Supplied passage →
7 Although there may be some debate about that matter, it seems this view is appropriate. The question which arises is whether the particular uncertainty about the calculation of the relevant amount in the demand was adequately dealt with in the affidavit in support. The affidavit in support did not of course specifically direct attention to this particular matter nor did it say that the application was made under s 459J.
8 However, a perusal of the initial paragraphs of the affidavit indicates the substantial difficulty which the deponent had in trying to reconcile the amount claimed by the Commissioner. There are attempts to reconcile referred to in paragraph 11. The deponent is there saying that she is not able to confirm the general interest charge and any payments and credits for certain particular years. This clearly indicates a problem with the starting point. If there is any doubt that there was some problem with the starting point, it is put to rest by a letter of 11 September 2003 written by the Australian Tax Office to the plaintiff’s lawyers which seeks to explain how a balance is arrived at. That letter is four pages long and contains twenty-three paragraphs of an explanation substantially most of which go to the justification of the amount shown in paragraph (a) in the statement of demand.

Region boundary data
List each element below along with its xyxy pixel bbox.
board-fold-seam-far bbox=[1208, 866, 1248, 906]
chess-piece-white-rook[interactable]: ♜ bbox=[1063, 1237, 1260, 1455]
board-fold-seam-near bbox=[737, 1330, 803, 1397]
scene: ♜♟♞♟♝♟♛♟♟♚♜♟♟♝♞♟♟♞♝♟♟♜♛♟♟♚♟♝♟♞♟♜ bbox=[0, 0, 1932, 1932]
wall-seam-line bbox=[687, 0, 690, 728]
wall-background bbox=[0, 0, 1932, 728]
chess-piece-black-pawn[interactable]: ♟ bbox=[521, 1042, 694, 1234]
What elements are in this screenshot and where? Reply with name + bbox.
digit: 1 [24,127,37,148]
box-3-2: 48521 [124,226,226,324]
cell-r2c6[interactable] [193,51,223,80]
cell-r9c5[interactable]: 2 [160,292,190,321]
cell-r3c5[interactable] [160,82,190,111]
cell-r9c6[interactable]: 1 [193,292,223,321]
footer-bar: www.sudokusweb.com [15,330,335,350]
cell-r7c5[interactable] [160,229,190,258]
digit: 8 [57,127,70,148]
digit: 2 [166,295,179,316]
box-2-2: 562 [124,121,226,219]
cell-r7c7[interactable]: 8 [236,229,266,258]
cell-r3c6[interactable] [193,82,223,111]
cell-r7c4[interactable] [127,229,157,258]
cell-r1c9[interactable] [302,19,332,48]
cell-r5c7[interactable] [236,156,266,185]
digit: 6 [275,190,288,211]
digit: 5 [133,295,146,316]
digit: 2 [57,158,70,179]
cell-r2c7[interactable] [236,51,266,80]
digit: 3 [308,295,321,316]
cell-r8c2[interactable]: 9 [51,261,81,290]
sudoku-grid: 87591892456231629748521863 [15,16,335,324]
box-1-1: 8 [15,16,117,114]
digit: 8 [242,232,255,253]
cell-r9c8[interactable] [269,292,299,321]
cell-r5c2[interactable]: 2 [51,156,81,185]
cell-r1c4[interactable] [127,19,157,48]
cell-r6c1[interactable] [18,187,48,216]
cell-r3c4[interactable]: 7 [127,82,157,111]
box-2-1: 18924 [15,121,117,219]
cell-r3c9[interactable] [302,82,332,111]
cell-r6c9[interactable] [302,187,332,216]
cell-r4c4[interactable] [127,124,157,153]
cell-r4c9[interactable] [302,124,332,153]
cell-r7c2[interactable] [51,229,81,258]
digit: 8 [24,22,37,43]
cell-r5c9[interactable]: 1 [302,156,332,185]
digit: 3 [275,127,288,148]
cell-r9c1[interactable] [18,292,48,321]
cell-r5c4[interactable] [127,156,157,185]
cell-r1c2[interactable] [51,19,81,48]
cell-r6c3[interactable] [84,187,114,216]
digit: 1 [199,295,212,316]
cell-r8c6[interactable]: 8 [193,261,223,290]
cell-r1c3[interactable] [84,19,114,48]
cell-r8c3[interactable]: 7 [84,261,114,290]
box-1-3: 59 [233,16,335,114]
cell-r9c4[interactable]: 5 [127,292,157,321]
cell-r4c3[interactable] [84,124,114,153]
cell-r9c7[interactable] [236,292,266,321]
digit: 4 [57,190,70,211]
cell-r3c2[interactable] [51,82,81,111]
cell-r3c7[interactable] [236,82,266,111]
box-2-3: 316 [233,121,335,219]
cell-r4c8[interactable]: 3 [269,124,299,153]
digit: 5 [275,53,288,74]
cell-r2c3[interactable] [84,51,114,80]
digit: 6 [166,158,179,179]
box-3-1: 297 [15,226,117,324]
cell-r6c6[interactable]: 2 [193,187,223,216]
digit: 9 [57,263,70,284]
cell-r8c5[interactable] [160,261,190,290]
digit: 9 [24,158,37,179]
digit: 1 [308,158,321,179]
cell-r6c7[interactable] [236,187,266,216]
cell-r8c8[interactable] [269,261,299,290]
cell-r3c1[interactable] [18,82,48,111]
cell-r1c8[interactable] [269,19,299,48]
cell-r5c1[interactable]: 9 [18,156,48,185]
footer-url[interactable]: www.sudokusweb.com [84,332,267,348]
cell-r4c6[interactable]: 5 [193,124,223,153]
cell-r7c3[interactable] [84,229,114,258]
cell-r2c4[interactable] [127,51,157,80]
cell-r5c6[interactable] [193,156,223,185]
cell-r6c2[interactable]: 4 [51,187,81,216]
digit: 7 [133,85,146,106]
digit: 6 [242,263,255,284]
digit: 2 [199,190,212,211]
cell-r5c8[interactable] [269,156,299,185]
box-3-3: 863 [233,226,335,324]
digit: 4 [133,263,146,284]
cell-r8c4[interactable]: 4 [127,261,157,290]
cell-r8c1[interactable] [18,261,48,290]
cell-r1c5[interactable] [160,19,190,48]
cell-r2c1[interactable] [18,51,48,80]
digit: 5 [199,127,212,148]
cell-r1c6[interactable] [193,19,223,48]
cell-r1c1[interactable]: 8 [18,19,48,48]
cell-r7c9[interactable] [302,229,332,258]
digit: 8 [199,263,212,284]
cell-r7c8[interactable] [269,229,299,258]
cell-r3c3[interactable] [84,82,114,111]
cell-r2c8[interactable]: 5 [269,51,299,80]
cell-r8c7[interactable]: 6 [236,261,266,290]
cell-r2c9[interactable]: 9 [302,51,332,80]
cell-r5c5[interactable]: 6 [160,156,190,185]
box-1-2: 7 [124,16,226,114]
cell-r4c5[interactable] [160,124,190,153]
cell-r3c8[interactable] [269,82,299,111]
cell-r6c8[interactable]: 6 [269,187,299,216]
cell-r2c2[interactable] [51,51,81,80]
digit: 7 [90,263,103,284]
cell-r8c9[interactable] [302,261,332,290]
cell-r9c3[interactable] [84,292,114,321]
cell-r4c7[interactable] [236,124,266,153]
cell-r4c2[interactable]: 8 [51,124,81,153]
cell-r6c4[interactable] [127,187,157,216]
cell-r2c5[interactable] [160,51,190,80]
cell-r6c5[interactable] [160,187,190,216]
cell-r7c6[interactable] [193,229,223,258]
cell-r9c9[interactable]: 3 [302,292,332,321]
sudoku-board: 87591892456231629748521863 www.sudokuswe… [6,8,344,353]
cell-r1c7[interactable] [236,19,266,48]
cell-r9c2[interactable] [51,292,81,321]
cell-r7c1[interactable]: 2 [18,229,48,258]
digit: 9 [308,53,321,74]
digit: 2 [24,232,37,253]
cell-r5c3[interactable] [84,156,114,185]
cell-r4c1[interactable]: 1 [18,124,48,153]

Short problem → Reproduce the passage about the affidavit in support word for word, from "7 Although there" to "under s 459J.".

Task answer →
7 Although there may be some debate about that matter, it seems this view is appropriate. The question which arises is whether the particular uncertainty about the calculation of the relevant amount in the demand was adequately dealt with in the affidavit in support. The affidavit in support did not of course specifically direct attention to this particular matter nor did it say that the application was made under s 459J.